Exercise instructions: Check every line of the entries for "Nemesis", and copy the lines that hold it.

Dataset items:
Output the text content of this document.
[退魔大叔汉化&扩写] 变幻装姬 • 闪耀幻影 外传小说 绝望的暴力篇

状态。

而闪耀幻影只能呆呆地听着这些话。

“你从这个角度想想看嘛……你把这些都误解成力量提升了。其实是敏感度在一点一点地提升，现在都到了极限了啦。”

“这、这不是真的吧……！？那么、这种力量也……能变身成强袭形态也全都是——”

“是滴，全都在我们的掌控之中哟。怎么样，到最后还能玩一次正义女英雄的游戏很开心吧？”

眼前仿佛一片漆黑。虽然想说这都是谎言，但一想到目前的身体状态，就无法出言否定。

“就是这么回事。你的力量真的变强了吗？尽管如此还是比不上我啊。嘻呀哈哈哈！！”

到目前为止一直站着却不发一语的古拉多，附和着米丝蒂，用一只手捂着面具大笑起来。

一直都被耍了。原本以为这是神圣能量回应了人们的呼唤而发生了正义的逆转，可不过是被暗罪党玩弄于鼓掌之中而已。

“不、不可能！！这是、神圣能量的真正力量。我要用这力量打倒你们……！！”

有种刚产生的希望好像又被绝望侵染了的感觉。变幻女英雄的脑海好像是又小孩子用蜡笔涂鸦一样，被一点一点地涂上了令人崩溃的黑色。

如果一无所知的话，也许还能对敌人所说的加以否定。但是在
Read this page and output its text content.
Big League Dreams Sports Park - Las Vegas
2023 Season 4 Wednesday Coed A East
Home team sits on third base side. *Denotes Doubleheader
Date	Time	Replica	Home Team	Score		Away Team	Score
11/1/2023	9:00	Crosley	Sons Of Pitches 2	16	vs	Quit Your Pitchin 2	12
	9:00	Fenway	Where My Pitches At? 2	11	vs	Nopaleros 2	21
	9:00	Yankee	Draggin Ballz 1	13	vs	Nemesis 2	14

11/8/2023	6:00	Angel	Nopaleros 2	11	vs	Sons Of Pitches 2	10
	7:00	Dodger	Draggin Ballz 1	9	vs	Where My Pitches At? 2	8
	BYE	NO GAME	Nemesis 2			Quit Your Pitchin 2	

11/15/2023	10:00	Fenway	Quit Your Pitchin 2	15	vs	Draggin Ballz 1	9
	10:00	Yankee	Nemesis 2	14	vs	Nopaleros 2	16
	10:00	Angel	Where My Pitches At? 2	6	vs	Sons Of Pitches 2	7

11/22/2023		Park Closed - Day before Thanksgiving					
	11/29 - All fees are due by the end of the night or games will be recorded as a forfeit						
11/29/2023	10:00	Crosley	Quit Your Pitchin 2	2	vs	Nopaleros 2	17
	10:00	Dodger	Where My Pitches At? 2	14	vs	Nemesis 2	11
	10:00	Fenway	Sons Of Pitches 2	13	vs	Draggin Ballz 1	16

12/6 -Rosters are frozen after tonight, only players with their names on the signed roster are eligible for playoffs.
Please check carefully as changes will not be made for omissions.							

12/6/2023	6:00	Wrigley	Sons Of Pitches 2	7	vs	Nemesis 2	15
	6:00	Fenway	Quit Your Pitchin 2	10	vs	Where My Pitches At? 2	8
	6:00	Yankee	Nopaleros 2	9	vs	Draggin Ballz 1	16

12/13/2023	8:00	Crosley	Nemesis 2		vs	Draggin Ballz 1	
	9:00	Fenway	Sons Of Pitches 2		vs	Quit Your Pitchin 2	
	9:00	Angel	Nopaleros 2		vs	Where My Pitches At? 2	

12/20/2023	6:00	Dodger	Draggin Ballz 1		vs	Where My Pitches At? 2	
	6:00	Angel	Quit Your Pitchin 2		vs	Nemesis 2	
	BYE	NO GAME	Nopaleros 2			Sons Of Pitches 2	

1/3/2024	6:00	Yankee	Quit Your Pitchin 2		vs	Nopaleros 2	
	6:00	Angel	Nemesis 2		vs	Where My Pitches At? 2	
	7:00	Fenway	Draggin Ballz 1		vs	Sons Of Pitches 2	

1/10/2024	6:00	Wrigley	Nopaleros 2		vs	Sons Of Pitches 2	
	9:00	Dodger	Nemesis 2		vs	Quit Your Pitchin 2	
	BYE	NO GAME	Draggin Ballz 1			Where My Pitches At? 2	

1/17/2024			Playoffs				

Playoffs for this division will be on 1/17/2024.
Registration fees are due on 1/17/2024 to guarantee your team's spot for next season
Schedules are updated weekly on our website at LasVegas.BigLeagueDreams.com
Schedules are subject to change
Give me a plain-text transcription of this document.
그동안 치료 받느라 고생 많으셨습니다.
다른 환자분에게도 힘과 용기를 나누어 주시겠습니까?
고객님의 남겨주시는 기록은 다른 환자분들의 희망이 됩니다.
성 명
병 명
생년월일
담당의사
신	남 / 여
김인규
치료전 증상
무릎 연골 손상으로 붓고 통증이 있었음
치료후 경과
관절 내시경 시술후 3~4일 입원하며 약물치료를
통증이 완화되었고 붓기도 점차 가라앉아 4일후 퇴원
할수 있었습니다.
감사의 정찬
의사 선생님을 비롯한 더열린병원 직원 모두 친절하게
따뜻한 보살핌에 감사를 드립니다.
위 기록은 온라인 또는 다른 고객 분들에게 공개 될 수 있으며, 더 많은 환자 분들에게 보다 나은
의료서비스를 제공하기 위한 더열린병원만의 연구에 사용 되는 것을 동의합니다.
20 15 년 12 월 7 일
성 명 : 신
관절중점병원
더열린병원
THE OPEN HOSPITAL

Answer to the exercise:
	9:00	Yankee	Draggin Ballz 1	13	vs	Nemesis 2	14
	BYE	NO GAME	Nemesis 2			Quit Your Pitchin 2	
	10:00	Yankee	Nemesis 2	14	vs	Nopaleros 2	16
	10:00	Dodger	Where My Pitches At? 2	14	vs	Nemesis 2	11
12/6/2023	6:00	Wrigley	Sons Of Pitches 2	7	vs	Nemesis 2	15
12/13/2023	8:00	Crosley	Nemesis 2		vs	Draggin Ballz 1	
	6:00	Angel	Quit Your Pitchin 2		vs	Nemesis 2	
	6:00	Angel	Nemesis 2		vs	Where My Pitches At? 2	
	9:00	Dodger	Nemesis 2		vs	Quit Your Pitchin 2	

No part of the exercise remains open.